> _WHAT YOU ARE ASKED TO DO_
Please transcribe the data that follows without the pictures, keeping every word the same.

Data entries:
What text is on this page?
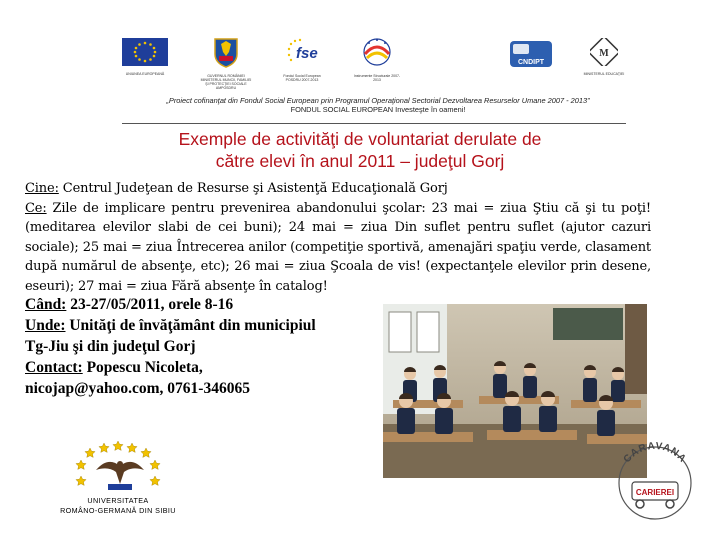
UNIUNEA EUROPEANĂ	GUVERNUL ROMÂNIEI MINISTERUL MUNCII, FAMILIEI ŞI PROTECŢIEI SOCIALE AMPOSDRU
fse
Fondul Social European POSDRU 2007-2013
Instrumente Structurale 2007-2013
CNDIPT
M
MINISTERUL EDUCAŢIEI
„Proiect cofinanţat din Fondul Social European prin Programul Operaţional Sectorial Dezvoltarea Resurselor Umane 2007 - 2013”
FONDUL SOCIAL EUROPEAN Investeşte în oameni!
Exemple de activităţi de voluntariat derulate de
către elevi în anul 2011 – judeţul Gorj

Cine: Centrul Judeţean de Resurse şi Asistenţă Educaţională Gorj

Ce: Zile de implicare pentru prevenirea abandonului şcolar: 23 mai = ziua Ştiu că şi tu poţi! (meditarea elevilor slabi de cei buni); 24 mai = ziua Din suflet pentru suflet (ajutor cazuri sociale); 25 mai = ziua Întrecerea anilor (competiţie sportivă, amenajări spaţiu verde, clasament după numărul de absenţe, etc); 26 mai = ziua Şcoala de vis! (expectanţele elevilor prin desene, eseuri); 27 mai = ziua Fără absenţe în catalog!

Când: 23-27/05/2011, orele 8-16

Unde: Unităţi de învăţământ din municipiul

Tg-Jiu şi din judeţul Gorj

Contact: Popescu Nicoleta,

nicojap@yahoo.com, 0761-346065

UNIVERSITATEA
ROMÂNO-GERMANĂ DIN SIBIU
CARAVANA
CARIEREI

> _RESULT FOR THIS EXERCISE_
What text is on this page?
UNIUNEA EUROPEANĂ	GUVERNUL ROMÂNIEI MINISTERUL MUNCII, FAMILIEI ŞI PROTECŢIEI SOCIALE AMPOSDRU
fse
Fondul Social European POSDRU 2007-2013
Instrumente Structurale 2007-2013
CNDIPT
M
MINISTERUL EDUCAŢIEI
„Proiect cofinanţat din Fondul Social European prin Programul Operaţional Sectorial Dezvoltarea Resurselor Umane 2007 - 2013”
FONDUL SOCIAL EUROPEAN Investeşte în oameni!
Exemple de activităţi de voluntariat derulate de
către elevi în anul 2011 – judeţul Gorj

Cine: Centrul Judeţean de Resurse şi Asistenţă Educaţională Gorj

Ce: Zile de implicare pentru prevenirea abandonului şcolar: 23 mai = ziua Ştiu că şi tu poţi! (meditarea elevilor slabi de cei buni); 24 mai = ziua Din suflet pentru suflet (ajutor cazuri sociale); 25 mai = ziua Întrecerea anilor (competiţie sportivă, amenajări spaţiu verde, clasament după numărul de absenţe, etc); 26 mai = ziua Şcoala de vis! (expectanţele elevilor prin desene, eseuri); 27 mai = ziua Fără absenţe în catalog!

Când: 23-27/05/2011, orele 8-16

Unde: Unităţi de învăţământ din municipiul

Tg-Jiu şi din judeţul Gorj

Contact: Popescu Nicoleta,

nicojap@yahoo.com, 0761-346065

UNIVERSITATEA
ROMÂNO-GERMANĂ DIN SIBIU
CARAVANA
CARIEREI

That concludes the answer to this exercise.